§ **WHAT TO DO**: Gather, from the data below, each line in which the word "https" occurs.

§ **RECORDS SUPPLIED**:
◇ ◇ ◇ ◇ ◇
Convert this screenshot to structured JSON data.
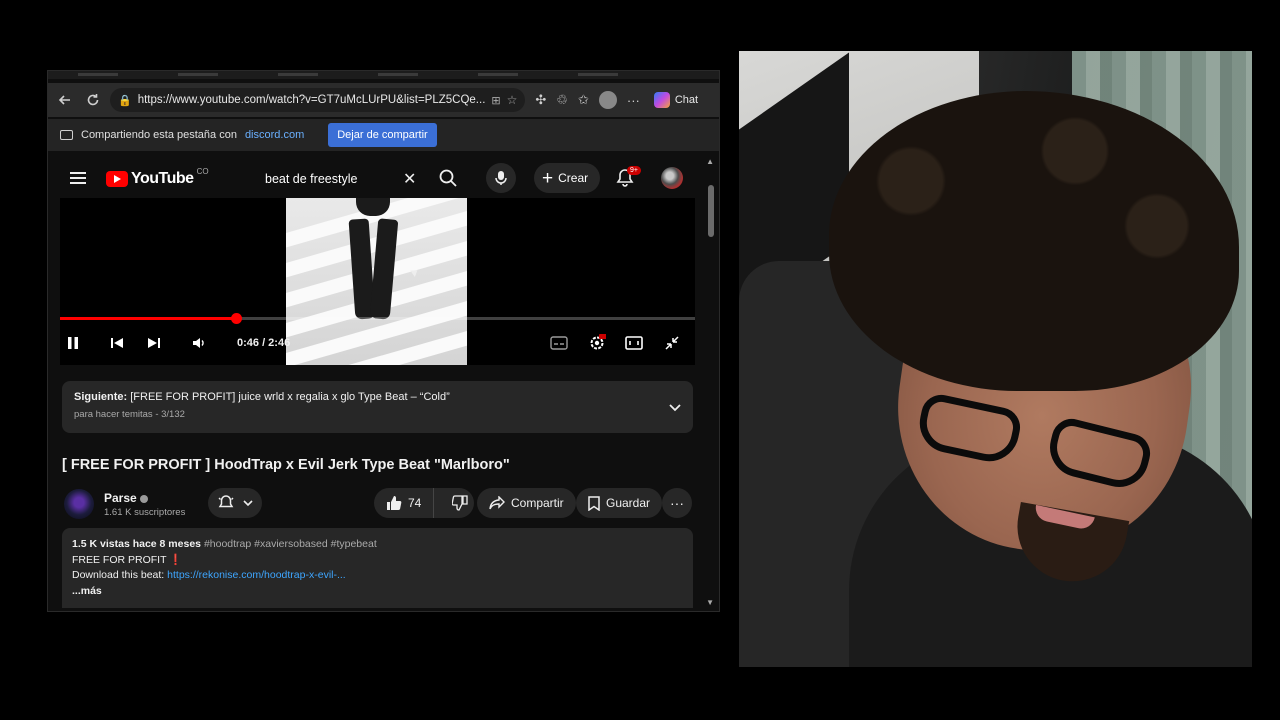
{
  "browser": {
    "url": "https://www.youtube.com/watch?v=GT7uMcLUrPU&list=PLZ5CQe...",
    "chat_label": "Chat",
    "share_bar": {
      "text": "Compartiendo esta pestaña con",
      "domain": "discord.com",
      "stop_label": "Dejar de compartir"
    }
  },
  "youtube": {
    "logo_text": "YouTube",
    "logo_country": "CO",
    "search_query": "beat de freestyle",
    "create_label": "Crear",
    "notification_count": "9+",
    "player": {
      "time_display": "0:46 / 2:46",
      "progress": 0.2771
    },
    "up_next": {
      "prefix": "Siguiente:",
      "title": "[FREE FOR PROFIT] juice wrld x regalia x glo Type Beat – “Cold”",
      "playlist": "para hacer temitas - 3/132"
    },
    "video_title": "[ FREE FOR PROFIT ] HoodTrap x Evil Jerk Type Beat \"Marlboro\"",
    "channel": {
      "name": "Parse",
      "subscribers": "1.61 K suscriptores"
    },
    "actions": {
      "like_count": "74",
      "share_label": "Compartir",
      "save_label": "Guardar"
    },
    "description": {
      "stats": "1.5 K vistas  hace 8 meses",
      "tags": "#hoodtrap #xaviersobased #typebeat",
      "line1": "FREE FOR PROFIT",
      "line1_mark": "❗",
      "line2_prefix": "Download this beat:",
      "line2_link": "https://rekonise.com/hoodtrap-x-evil-...",
      "more": "...más"
    }
  },
  "colors": {
    "yt_red": "#ff0000",
    "share_button": "#3b6fd6",
    "link_blue": "#3ea6ff"
  }
}
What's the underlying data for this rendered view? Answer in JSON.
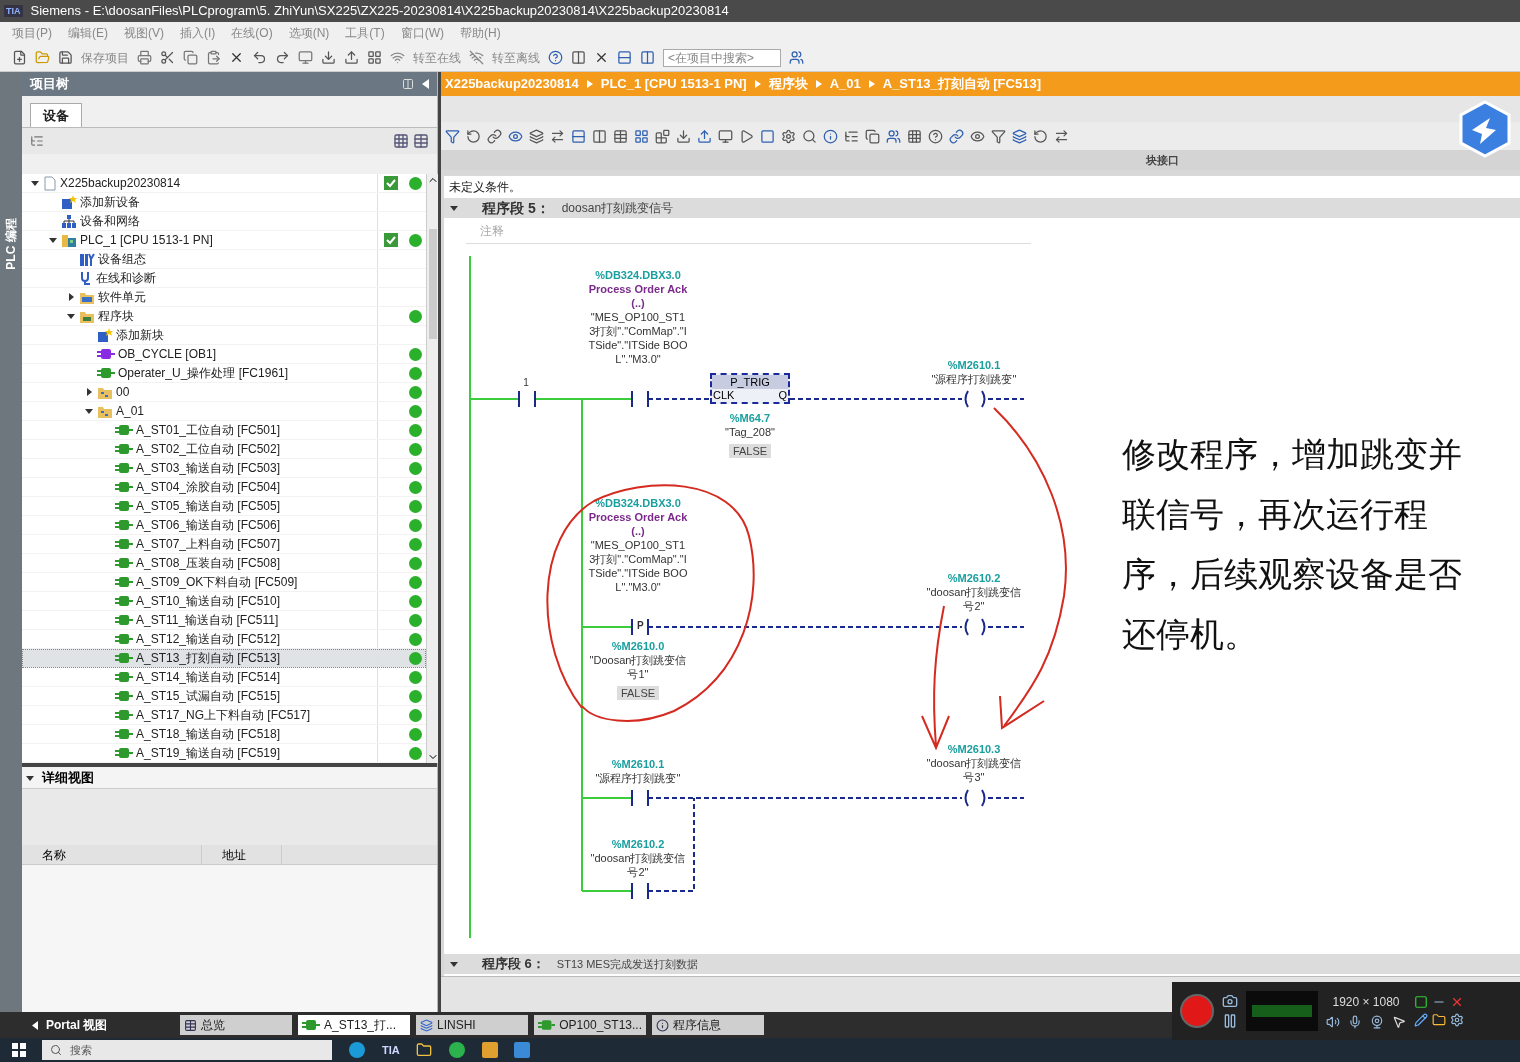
{
  "window": {
    "title": "Siemens  -  E:\\doosanFiles\\PLCprogram\\5. ZhiYun\\SX225\\ZX225-20230814\\X225backup20230814\\X225backup20230814",
    "logo": "TIA"
  },
  "menu": [
    "项目(P)",
    "编辑(E)",
    "视图(V)",
    "插入(I)",
    "在线(O)",
    "选项(N)",
    "工具(T)",
    "窗口(W)",
    "帮助(H)"
  ],
  "toolbar": {
    "save": "保存项目",
    "go_online": "转至在线",
    "go_offline": "转至离线",
    "search_placeholder": "<在项目中搜索>"
  },
  "side_strip": "PLC 编程",
  "project_tree": {
    "title": "项目树",
    "tab": "设备",
    "items": [
      {
        "label": "X225backup20230814",
        "kind": "project",
        "expanded": true,
        "selected": false,
        "compiled": true,
        "online": true,
        "children": [
          {
            "label": "添加新设备",
            "kind": "add",
            "selected": false,
            "compiled": false,
            "online": false
          },
          {
            "label": "设备和网络",
            "kind": "network",
            "selected": false,
            "compiled": false,
            "online": false
          },
          {
            "label": "PLC_1 [CPU 1513-1 PN]",
            "kind": "plc",
            "expanded": true,
            "selected": false,
            "compiled": true,
            "online": true,
            "children": [
              {
                "label": "设备组态",
                "kind": "config",
                "selected": false,
                "compiled": false,
                "online": false
              },
              {
                "label": "在线和诊断",
                "kind": "diag",
                "selected": false,
                "compiled": false,
                "online": false
              },
              {
                "label": "软件单元",
                "kind": "units",
                "expanded": false,
                "selected": false,
                "compiled": false,
                "online": false
              },
              {
                "label": "程序块",
                "kind": "blocks",
                "expanded": true,
                "selected": false,
                "compiled": false,
                "online": true,
                "children": [
                  {
                    "label": "添加新块",
                    "kind": "add",
                    "selected": false,
                    "compiled": false,
                    "online": false
                  },
                  {
                    "label": "OB_CYCLE [OB1]",
                    "kind": "ob",
                    "selected": false,
                    "compiled": false,
                    "online": true
                  },
                  {
                    "label": "Operater_U_操作处理 [FC1961]",
                    "kind": "fc",
                    "selected": false,
                    "compiled": false,
                    "online": true
                  },
                  {
                    "label": "00",
                    "kind": "group",
                    "expanded": false,
                    "selected": false,
                    "compiled": false,
                    "online": true
                  },
                  {
                    "label": "A_01",
                    "kind": "group",
                    "expanded": true,
                    "selected": false,
                    "compiled": false,
                    "online": true,
                    "children": [
                      {
                        "label": "A_ST01_工位自动 [FC501]",
                        "kind": "fc",
                        "selected": false,
                        "compiled": false,
                        "online": true
                      },
                      {
                        "label": "A_ST02_工位自动 [FC502]",
                        "kind": "fc",
                        "selected": false,
                        "compiled": false,
                        "online": true
                      },
                      {
                        "label": "A_ST03_输送自动 [FC503]",
                        "kind": "fc",
                        "selected": false,
                        "compiled": false,
                        "online": true
                      },
                      {
                        "label": "A_ST04_涂胶自动 [FC504]",
                        "kind": "fc",
                        "selected": false,
                        "compiled": false,
                        "online": true
                      },
                      {
                        "label": "A_ST05_输送自动 [FC505]",
                        "kind": "fc",
                        "selected": false,
                        "compiled": false,
                        "online": true
                      },
                      {
                        "label": "A_ST06_输送自动 [FC506]",
                        "kind": "fc",
                        "selected": false,
                        "compiled": false,
                        "online": true
                      },
                      {
                        "label": "A_ST07_上料自动 [FC507]",
                        "kind": "fc",
                        "selected": false,
                        "compiled": false,
                        "online": true
                      },
                      {
                        "label": "A_ST08_压装自动 [FC508]",
                        "kind": "fc",
                        "selected": false,
                        "compiled": false,
                        "online": true
                      },
                      {
                        "label": "A_ST09_OK下料自动 [FC509]",
                        "kind": "fc",
                        "selected": false,
                        "compiled": false,
                        "online": true
                      },
                      {
                        "label": "A_ST10_输送自动 [FC510]",
                        "kind": "fc",
                        "selected": false,
                        "compiled": false,
                        "online": true
                      },
                      {
                        "label": "A_ST11_输送自动 [FC511]",
                        "kind": "fc",
                        "selected": false,
                        "compiled": false,
                        "online": true
                      },
                      {
                        "label": "A_ST12_输送自动 [FC512]",
                        "kind": "fc",
                        "selected": false,
                        "compiled": false,
                        "online": true
                      },
                      {
                        "label": "A_ST13_打刻自动 [FC513]",
                        "kind": "fc",
                        "selected": true,
                        "compiled": false,
                        "online": true
                      },
                      {
                        "label": "A_ST14_输送自动 [FC514]",
                        "kind": "fc",
                        "selected": false,
                        "compiled": false,
                        "online": true
                      },
                      {
                        "label": "A_ST15_试漏自动 [FC515]",
                        "kind": "fc",
                        "selected": false,
                        "compiled": false,
                        "online": true
                      },
                      {
                        "label": "A_ST17_NG上下料自动 [FC517]",
                        "kind": "fc",
                        "selected": false,
                        "compiled": false,
                        "online": true
                      },
                      {
                        "label": "A_ST18_输送自动 [FC518]",
                        "kind": "fc",
                        "selected": false,
                        "compiled": false,
                        "online": true
                      },
                      {
                        "label": "A_ST19_输送自动 [FC519]",
                        "kind": "fc",
                        "selected": false,
                        "compiled": false,
                        "online": true
                      }
                    ]
                  }
                ]
              }
            ]
          }
        ]
      }
    ]
  },
  "detail_view": {
    "title": "详细视图",
    "columns": [
      "名称",
      "地址"
    ]
  },
  "editor": {
    "breadcrumb": [
      "X225backup20230814",
      "PLC_1 [CPU 1513-1 PN]",
      "程序块",
      "A_01",
      "A_ST13_打刻自动 [FC513]"
    ],
    "interface_label": "块接口",
    "condition": "未定义条件。",
    "network": {
      "label": "程序段 5：",
      "title": "doosan打刻跳变信号",
      "comment": "注释",
      "expanded": true,
      "elements": [
        {
          "kind": "contact",
          "operand": "1"
        },
        {
          "kind": "contact",
          "address": "%DB324.DBX3.0",
          "comment": "Process Order Ack (..)",
          "symbol": "\"MES_OP100_ST13打刻\".\"ComMap\".\"ITSide\".\"ITSide BOOL\".\"M3.0\""
        },
        {
          "kind": "p_trig",
          "title": "P_TRIG",
          "pin_in": "CLK",
          "pin_out": "Q",
          "address": "%M64.7",
          "symbol": "\"Tag_208\"",
          "value": "FALSE"
        },
        {
          "kind": "coil",
          "address": "%M2610.1",
          "symbol": "\"源程序打刻跳变\""
        },
        {
          "kind": "p_contact",
          "letter": "P",
          "address": "%DB324.DBX3.0",
          "comment": "Process Order Ack (..)",
          "symbol": "\"MES_OP100_ST13打刻\".\"ComMap\".\"ITSide\".\"ITSide BOOL\".\"M3.0\"",
          "edge_address": "%M2610.0",
          "edge_symbol": "\"Doosan打刻跳变信号1\"",
          "value": "FALSE"
        },
        {
          "kind": "coil",
          "address": "%M2610.2",
          "symbol": "\"doosan打刻跳变信号2\""
        },
        {
          "kind": "contact",
          "address": "%M2610.1",
          "symbol": "\"源程序打刻跳变\""
        },
        {
          "kind": "coil",
          "address": "%M2610.3",
          "symbol": "\"doosan打刻跳变信号3\""
        },
        {
          "kind": "contact",
          "address": "%M2610.2",
          "symbol": "\"doosan打刻跳变信号2\""
        }
      ]
    },
    "next_network": {
      "label": "程序段 6：",
      "title": "ST13 MES完成发送打刻数据"
    }
  },
  "annotation": "修改程序，增加跳变并联信号，再次运行程序，后续观察设备是否还停机。",
  "portal_bar": {
    "portal": "Portal 视图",
    "tabs": [
      {
        "label": "总览",
        "kind": "overview",
        "selected": false
      },
      {
        "label": "A_ST13_打...",
        "kind": "block",
        "selected": true
      },
      {
        "label": "LINSHI",
        "kind": "table",
        "selected": false
      },
      {
        "label": "OP100_ST13...",
        "kind": "block",
        "selected": false
      },
      {
        "label": "程序信息",
        "kind": "info",
        "selected": false
      }
    ]
  },
  "recorder": {
    "resolution": "1920 × 1080"
  },
  "taskbar": {
    "search_placeholder": "搜索",
    "apps": [
      "TIA"
    ]
  }
}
◇ ◇ ◇ ◇ ◇
§ **ANSWER**:
    "url": "https://www.youtube.com/watch?v=GT7uMcLUrPU&list=PLZ5CQe...",
      "line2_link": "https://rekonise.com/hoodtrap-x-evil-...",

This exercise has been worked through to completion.